>> begin Supplied material

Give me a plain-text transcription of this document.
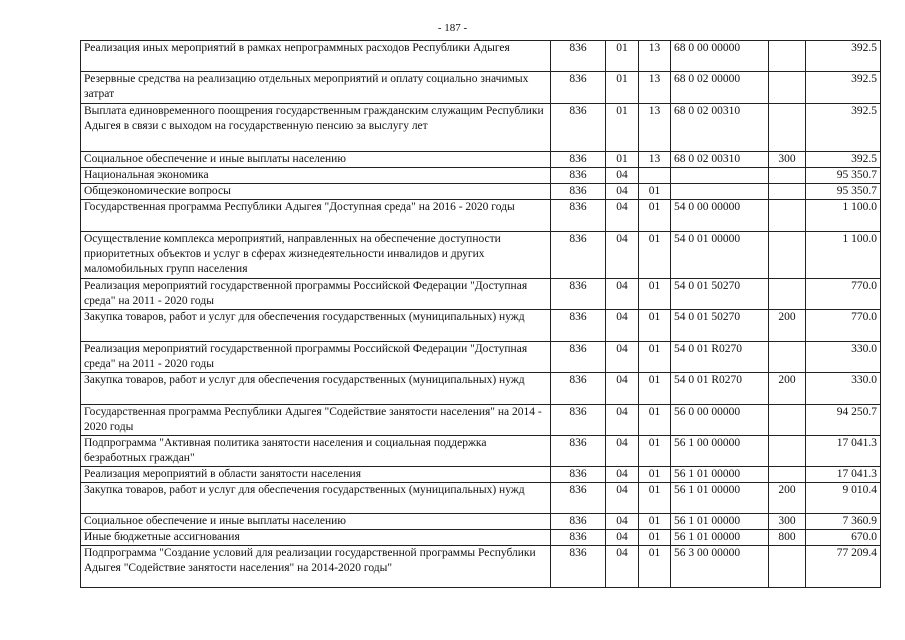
- 187 -
Реализация иных мероприятий в рамках непрограммных расходов Республики Адыгея	836	01	13	68 0 00 00000		392.5
Резервные средства на реализацию отдельных мероприятий и оплату социально значимых затрат	836	01	13	68 0 02 00000		392.5
Выплата единовременного поощрения государственным гражданским служащим Республики Адыгея в связи с выходом на государственную пенсию за выслугу лет	836	01	13	68 0 02 00310		392.5
Социальное обеспечение и иные выплаты населению	836	01	13	68 0 02 00310	300	392.5
Национальная экономика	836	04				95 350.7
Общеэкономические вопросы	836	04	01			95 350.7
Государственная программа Республики Адыгея "Доступная среда" на 2016 - 2020 годы	836	04	01	54 0 00 00000		1 100.0
Осуществление комплекса мероприятий, направленных на обеспечение доступности приоритетных объектов и услуг в сферах жизнедеятельности инвалидов и других маломобильных групп населения	836	04	01	54 0 01 00000		1 100.0
Реализация мероприятий государственной программы Российской Федерации "Доступная среда" на 2011 - 2020 годы	836	04	01	54 0 01 50270		770.0
Закупка товаров, работ и услуг для обеспечения государственных (муниципальных) нужд	836	04	01	54 0 01 50270	200	770.0
Реализация мероприятий государственной программы Российской Федерации "Доступная среда" на 2011 - 2020 годы	836	04	01	54 0 01 R0270		330.0
Закупка товаров, работ и услуг для обеспечения государственных (муниципальных) нужд	836	04	01	54 0 01 R0270	200	330.0
Государственная программа Республики Адыгея "Содействие занятости населения" на 2014 - 2020 годы	836	04	01	56 0 00 00000		94 250.7
Подпрограмма "Активная политика занятости населения и социальная поддержка безработных граждан"	836	04	01	56 1 00 00000		17 041.3
Реализация мероприятий в области занятости населения	836	04	01	56 1 01 00000		17 041.3
Закупка товаров, работ и услуг для обеспечения государственных (муниципальных) нужд	836	04	01	56 1 01 00000	200	9 010.4
Социальное обеспечение и иные выплаты населению	836	04	01	56 1 01 00000	300	7 360.9
Иные бюджетные ассигнования	836	04	01	56 1 01 00000	800	670.0
Подпрограмма "Создание условий для реализации государственной программы Республики Адыгея "Содействие занятости населения" на 2014-2020 годы"	836	04	01	56 3 00 00000		77 209.4
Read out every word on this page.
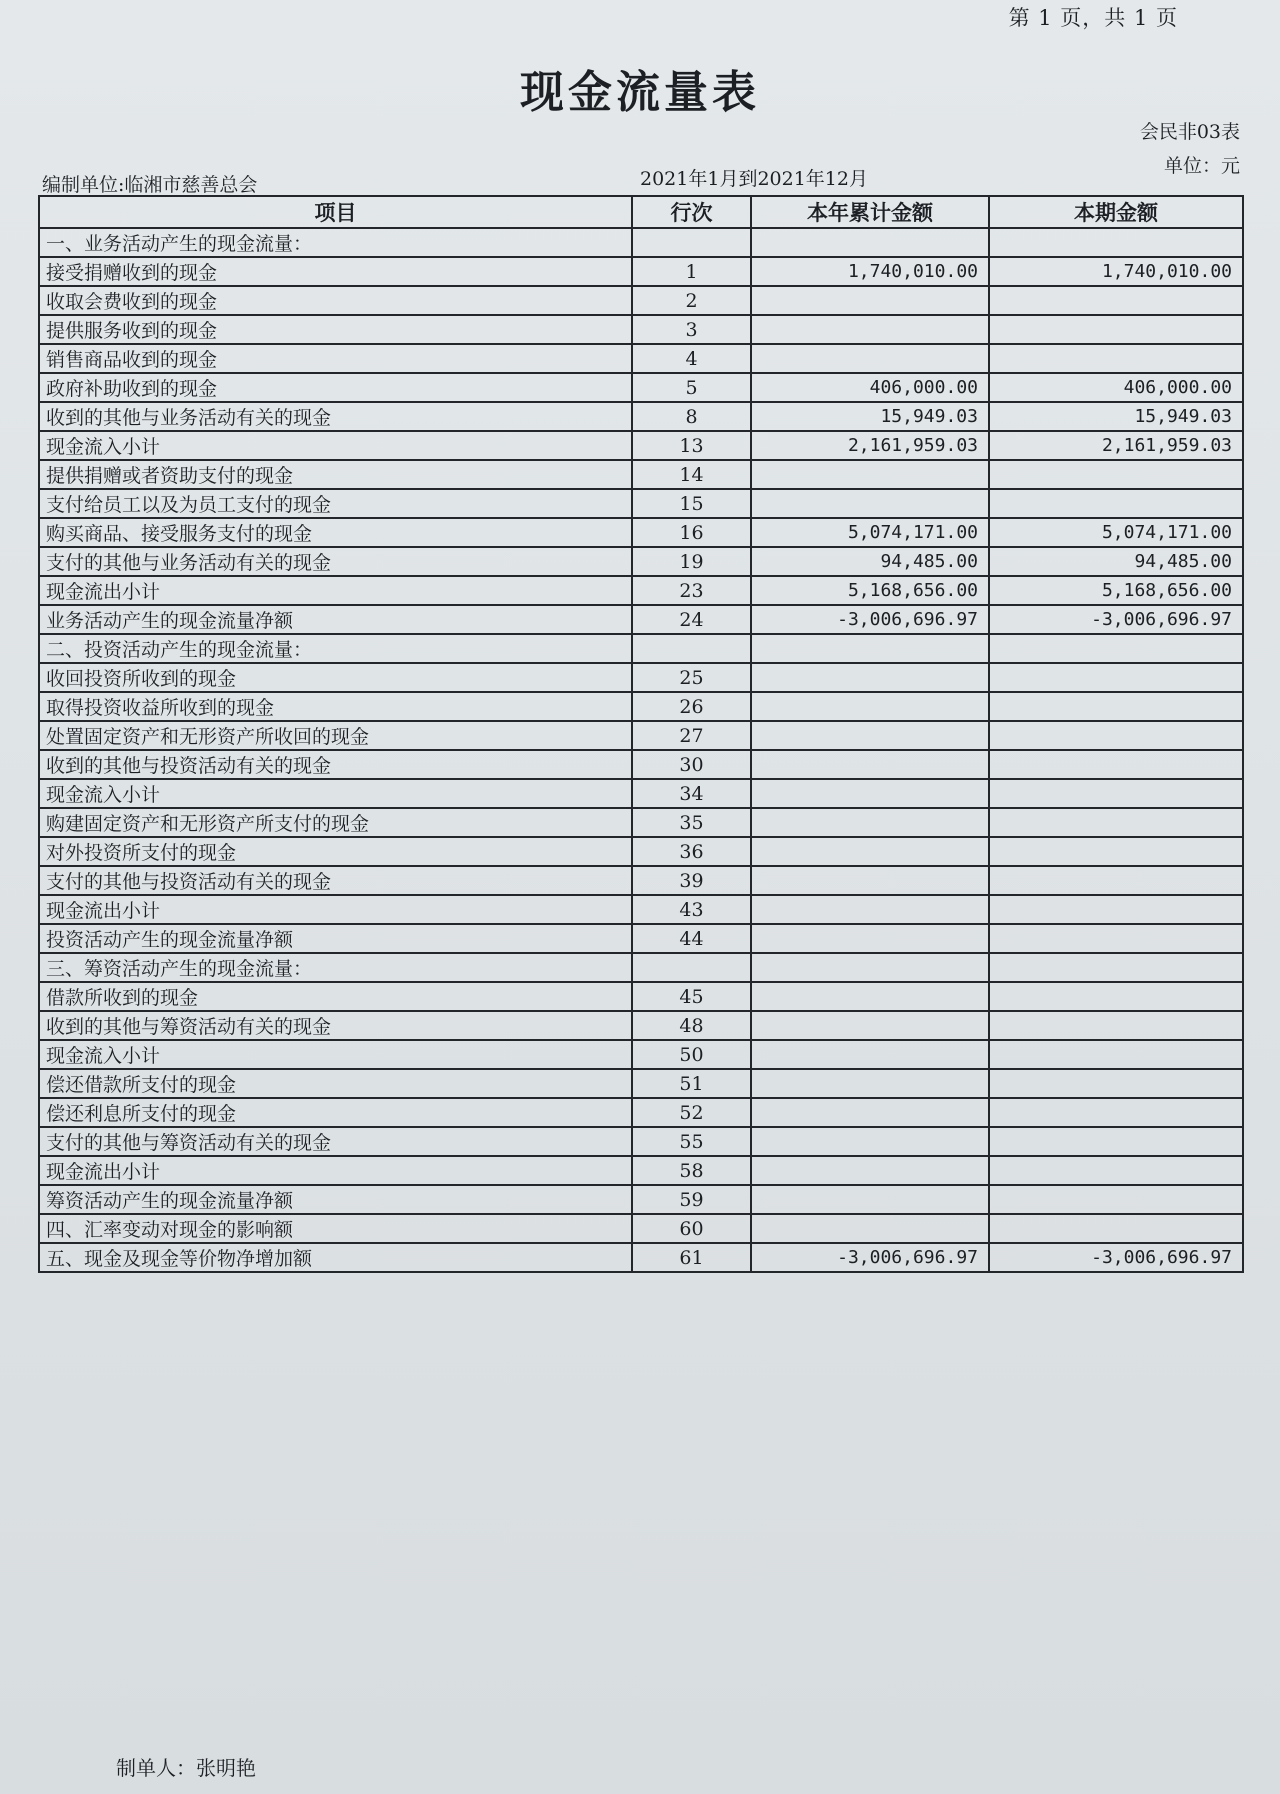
第 1 页，共 1 页
现金流量表
会民非03表
单位：元
编制单位:临湘市慈善总会	2021年1月到2021年12月
项目	行次	本年累计金额	本期金额
一、业务活动产生的现金流量：			
接受捐赠收到的现金	1	1,740,010.00	1,740,010.00
收取会费收到的现金	2		
提供服务收到的现金	3		
销售商品收到的现金	4		
政府补助收到的现金	5	406,000.00	406,000.00
收到的其他与业务活动有关的现金	8	15,949.03	15,949.03
现金流入小计	13	2,161,959.03	2,161,959.03
提供捐赠或者资助支付的现金	14		
支付给员工以及为员工支付的现金	15		
购买商品、接受服务支付的现金	16	5,074,171.00	5,074,171.00
支付的其他与业务活动有关的现金	19	94,485.00	94,485.00
现金流出小计	23	5,168,656.00	5,168,656.00
业务活动产生的现金流量净额	24	-3,006,696.97	-3,006,696.97
二、投资活动产生的现金流量：			
收回投资所收到的现金	25		
取得投资收益所收到的现金	26		
处置固定资产和无形资产所收回的现金	27		
收到的其他与投资活动有关的现金	30		
现金流入小计	34		
购建固定资产和无形资产所支付的现金	35		
对外投资所支付的现金	36		
支付的其他与投资活动有关的现金	39		
现金流出小计	43		
投资活动产生的现金流量净额	44		
三、筹资活动产生的现金流量：			
借款所收到的现金	45		
收到的其他与筹资活动有关的现金	48		
现金流入小计	50		
偿还借款所支付的现金	51		
偿还利息所支付的现金	52		
支付的其他与筹资活动有关的现金	55		
现金流出小计	58		
筹资活动产生的现金流量净额	59		
四、汇率变动对现金的影响额	60		
五、现金及现金等价物净增加额	61	-3,006,696.97	-3,006,696.97
制单人：张明艳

>> end Supplied material

Extract the full listing above verbatim; pictures are to be left out of the copy.

Give me a plain-text transcription of this document.
- 187 -
Реализация иных мероприятий в рамках непрограммных расходов Республики Адыгея	836	01	13	68 0 00 00000		392.5
Резервные средства на реализацию отдельных мероприятий и оплату социально значимых затрат	836	01	13	68 0 02 00000		392.5
Выплата единовременного поощрения государственным гражданским служащим Республики Адыгея в связи с выходом на государственную пенсию за выслугу лет	836	01	13	68 0 02 00310		392.5
Социальное обеспечение и иные выплаты населению	836	01	13	68 0 02 00310	300	392.5
Национальная экономика	836	04				95 350.7
Общеэкономические вопросы	836	04	01			95 350.7
Государственная программа Республики Адыгея "Доступная среда" на 2016 - 2020 годы	836	04	01	54 0 00 00000		1 100.0
Осуществление комплекса мероприятий, направленных на обеспечение доступности приоритетных объектов и услуг в сферах жизнедеятельности инвалидов и других маломобильных групп населения	836	04	01	54 0 01 00000		1 100.0
Реализация мероприятий государственной программы Российской Федерации "Доступная среда" на 2011 - 2020 годы	836	04	01	54 0 01 50270		770.0
Закупка товаров, работ и услуг для обеспечения государственных (муниципальных) нужд	836	04	01	54 0 01 50270	200	770.0
Реализация мероприятий государственной программы Российской Федерации "Доступная среда" на 2011 - 2020 годы	836	04	01	54 0 01 R0270		330.0
Закупка товаров, работ и услуг для обеспечения государственных (муниципальных) нужд	836	04	01	54 0 01 R0270	200	330.0
Государственная программа Республики Адыгея "Содействие занятости населения" на 2014 - 2020 годы	836	04	01	56 0 00 00000		94 250.7
Подпрограмма "Активная политика занятости населения и социальная поддержка безработных граждан"	836	04	01	56 1 00 00000		17 041.3
Реализация мероприятий в области занятости населения	836	04	01	56 1 01 00000		17 041.3
Закупка товаров, работ и услуг для обеспечения государственных (муниципальных) нужд	836	04	01	56 1 01 00000	200	9 010.4
Социальное обеспечение и иные выплаты населению	836	04	01	56 1 01 00000	300	7 360.9
Иные бюджетные ассигнования	836	04	01	56 1 01 00000	800	670.0
Подпрограмма "Создание условий для реализации государственной программы Республики Адыгея "Содействие занятости населения" на 2014-2020 годы"	836	04	01	56 3 00 00000		77 209.4
Read out every word on this page.
第 1 页，共 1 页
现金流量表
会民非03表
单位：元
编制单位:临湘市慈善总会	2021年1月到2021年12月
项目	行次	本年累计金额	本期金额
一、业务活动产生的现金流量：			
接受捐赠收到的现金	1	1,740,010.00	1,740,010.00
收取会费收到的现金	2		
提供服务收到的现金	3		
销售商品收到的现金	4		
政府补助收到的现金	5	406,000.00	406,000.00
收到的其他与业务活动有关的现金	8	15,949.03	15,949.03
现金流入小计	13	2,161,959.03	2,161,959.03
提供捐赠或者资助支付的现金	14		
支付给员工以及为员工支付的现金	15		
购买商品、接受服务支付的现金	16	5,074,171.00	5,074,171.00
支付的其他与业务活动有关的现金	19	94,485.00	94,485.00
现金流出小计	23	5,168,656.00	5,168,656.00
业务活动产生的现金流量净额	24	-3,006,696.97	-3,006,696.97
二、投资活动产生的现金流量：			
收回投资所收到的现金	25		
取得投资收益所收到的现金	26		
处置固定资产和无形资产所收回的现金	27		
收到的其他与投资活动有关的现金	30		
现金流入小计	34		
购建固定资产和无形资产所支付的现金	35		
对外投资所支付的现金	36		
支付的其他与投资活动有关的现金	39		
现金流出小计	43		
投资活动产生的现金流量净额	44		
三、筹资活动产生的现金流量：			
借款所收到的现金	45		
收到的其他与筹资活动有关的现金	48		
现金流入小计	50		
偿还借款所支付的现金	51		
偿还利息所支付的现金	52		
支付的其他与筹资活动有关的现金	55		
现金流出小计	58		
筹资活动产生的现金流量净额	59		
四、汇率变动对现金的影响额	60		
五、现金及现金等价物净增加额	61	-3,006,696.97	-3,006,696.97
制单人：张明艳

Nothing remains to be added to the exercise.